◆ **DOCUMENT EXCERPT**
****************

Scientific classification
- Kingdom: Plantae
- Clade: Tracheophytes
- Clade: Angiosperms
- Clade: Eudicots
- Clade: Rosids
- Order: Myrtales
- Family: Myrtaceae
- Genus: Verticordia
- Subgenus: Verticordia subg. Eperephes
- Section: Verticordia sect. Pennuligera
- Species: V. × eurardyensis
- Binomial name: Verticordia × eurardyensis Eliz.George & A.S.George

= Verticordia × eurardyensis =

- Genus: Verticordia
- Species: × eurardyensis
- Authority: Eliz.George & A.S.George
- Conservation status: P1

Species of flowering plant

Verticordia × eurardyensis, commonly known as Eurardy magenta, is a species of flowering plant in the myrtle family, Myrtaceae and is endemic to a small area in the south-west of Western Australia. It is a shrub similar to both Verticordia dichroma and Verticordia spicata which grow in the same area and is thought to be a stable hybrid between those two species. It has mostly egg-shaped leaves and spike-like groups of dark magenta-coloured flowers which fade to straw-coloured, in late spring and early summer.

==Description==
Verticordia × eurardyensis is a shrub which grows to a height of 0.3-1.0 m and up to 0.45 m wide. The leaves are arranged in decussate pairs, egg-shaped to elliptic, dished and 1-4 mm long. Their margins are slightly hairy or have minute teeth.

The flowers are scented and arranged in spike-like groups near the ends of the branches, each flower on a spreading stalk about 0.5 mm long. The floral cup is top-shaped, about 3 mm long, has 5 ribs, large green appendages and is glabrous and wrinkled. The sepals are about 5 mm long, dark magenta to maroon and spreading, with 8 to 11 feathery lobes. The petals are the same colour as the sepals, about 3 mm long and erect with a fringe a further 2 mm long. The style is about 6 mm long, hairy and bent near the tip. Flowering time is from October to December. The plants appear to be a stable hybrid between two verticordia species - V. dichroma and v. spicata, both of which occur in the same area.

==Taxonomy and naming==
Verticordia × eurardyensis was first formally described by Elizabeth and Alex George in 1994 from a specimen collected from Eurardy Reserve. The description was published in Nuytsia. The specific epithet (× eurardyensis) is derived from the location where the species is found.

****************

◆ **INFORMATION**
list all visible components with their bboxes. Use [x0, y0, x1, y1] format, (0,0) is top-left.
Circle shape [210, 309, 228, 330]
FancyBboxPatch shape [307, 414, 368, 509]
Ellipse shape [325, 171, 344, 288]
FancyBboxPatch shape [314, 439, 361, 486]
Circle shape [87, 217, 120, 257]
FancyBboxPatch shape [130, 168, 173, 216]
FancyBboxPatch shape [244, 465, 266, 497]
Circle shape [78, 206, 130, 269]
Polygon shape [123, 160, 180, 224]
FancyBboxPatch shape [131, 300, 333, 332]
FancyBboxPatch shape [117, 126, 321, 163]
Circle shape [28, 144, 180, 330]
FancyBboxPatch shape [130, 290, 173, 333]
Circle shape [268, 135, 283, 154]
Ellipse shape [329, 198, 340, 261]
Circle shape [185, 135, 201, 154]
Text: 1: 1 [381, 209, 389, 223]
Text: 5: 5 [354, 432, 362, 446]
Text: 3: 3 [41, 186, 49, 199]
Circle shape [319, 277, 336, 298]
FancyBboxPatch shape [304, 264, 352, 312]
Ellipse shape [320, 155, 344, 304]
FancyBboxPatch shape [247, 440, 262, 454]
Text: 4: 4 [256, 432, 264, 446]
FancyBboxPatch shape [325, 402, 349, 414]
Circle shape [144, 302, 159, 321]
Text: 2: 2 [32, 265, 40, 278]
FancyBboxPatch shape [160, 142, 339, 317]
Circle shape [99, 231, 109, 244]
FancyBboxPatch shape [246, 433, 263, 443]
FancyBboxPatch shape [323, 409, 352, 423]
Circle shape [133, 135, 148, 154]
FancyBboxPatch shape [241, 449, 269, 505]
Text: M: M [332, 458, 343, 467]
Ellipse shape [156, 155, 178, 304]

****************

Print the passage of the Verticordia × eurardyensis text from "Verticordia × eurardyensis, commonly" up to and including "and early summer.", character for character.

◆ **TASK OUTPUT**
Verticordia × eurardyensis, commonly known as Eurardy magenta, is a species of flowering plant in the myrtle family, Myrtaceae and is endemic to a small area in the south-west of Western Australia. It is a shrub similar to both Verticordia dichroma and Verticordia spicata which grow in the same area and is thought to be a stable hybrid between those two species. It has mostly egg-shaped leaves and spike-like groups of dark magenta-coloured flowers which fade to straw-coloured, in late spring and early summer.